Data records.
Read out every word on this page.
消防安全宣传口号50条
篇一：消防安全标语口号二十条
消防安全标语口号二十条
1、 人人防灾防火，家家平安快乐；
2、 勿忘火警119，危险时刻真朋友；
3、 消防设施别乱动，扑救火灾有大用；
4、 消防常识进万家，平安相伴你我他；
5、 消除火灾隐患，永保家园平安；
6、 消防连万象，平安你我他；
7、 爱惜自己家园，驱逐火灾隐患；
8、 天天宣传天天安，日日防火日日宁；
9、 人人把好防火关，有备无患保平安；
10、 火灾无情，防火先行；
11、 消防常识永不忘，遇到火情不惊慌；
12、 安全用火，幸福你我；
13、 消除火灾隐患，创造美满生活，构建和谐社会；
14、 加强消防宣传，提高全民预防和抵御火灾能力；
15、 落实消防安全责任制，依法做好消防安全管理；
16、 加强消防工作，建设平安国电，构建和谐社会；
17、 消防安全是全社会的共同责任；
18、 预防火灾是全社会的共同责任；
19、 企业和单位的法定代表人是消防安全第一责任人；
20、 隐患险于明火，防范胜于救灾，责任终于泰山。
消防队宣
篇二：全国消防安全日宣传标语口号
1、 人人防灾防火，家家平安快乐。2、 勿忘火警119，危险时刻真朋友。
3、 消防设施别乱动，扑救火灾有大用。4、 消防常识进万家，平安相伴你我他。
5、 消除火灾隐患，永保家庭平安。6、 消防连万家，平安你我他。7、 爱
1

--

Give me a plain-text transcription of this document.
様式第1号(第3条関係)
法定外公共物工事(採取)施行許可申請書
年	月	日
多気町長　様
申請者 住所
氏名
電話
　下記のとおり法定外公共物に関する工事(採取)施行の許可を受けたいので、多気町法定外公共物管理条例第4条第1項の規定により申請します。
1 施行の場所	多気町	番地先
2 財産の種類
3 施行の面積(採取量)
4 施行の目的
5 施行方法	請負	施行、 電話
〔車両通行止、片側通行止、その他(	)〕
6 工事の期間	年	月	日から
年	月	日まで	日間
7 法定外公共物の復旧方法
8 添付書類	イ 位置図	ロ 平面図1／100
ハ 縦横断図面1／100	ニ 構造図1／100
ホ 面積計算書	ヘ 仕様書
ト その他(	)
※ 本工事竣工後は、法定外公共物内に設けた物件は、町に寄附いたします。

EXERCISE PROMPT. Gather each line from the listing above that holds "构建和谐社会".

RESULT OF THE EXERCISE.
13、 消除火灾隐患，创造美满生活，构建和谐社会；
16、 加强消防工作，建设平安国电，构建和谐社会；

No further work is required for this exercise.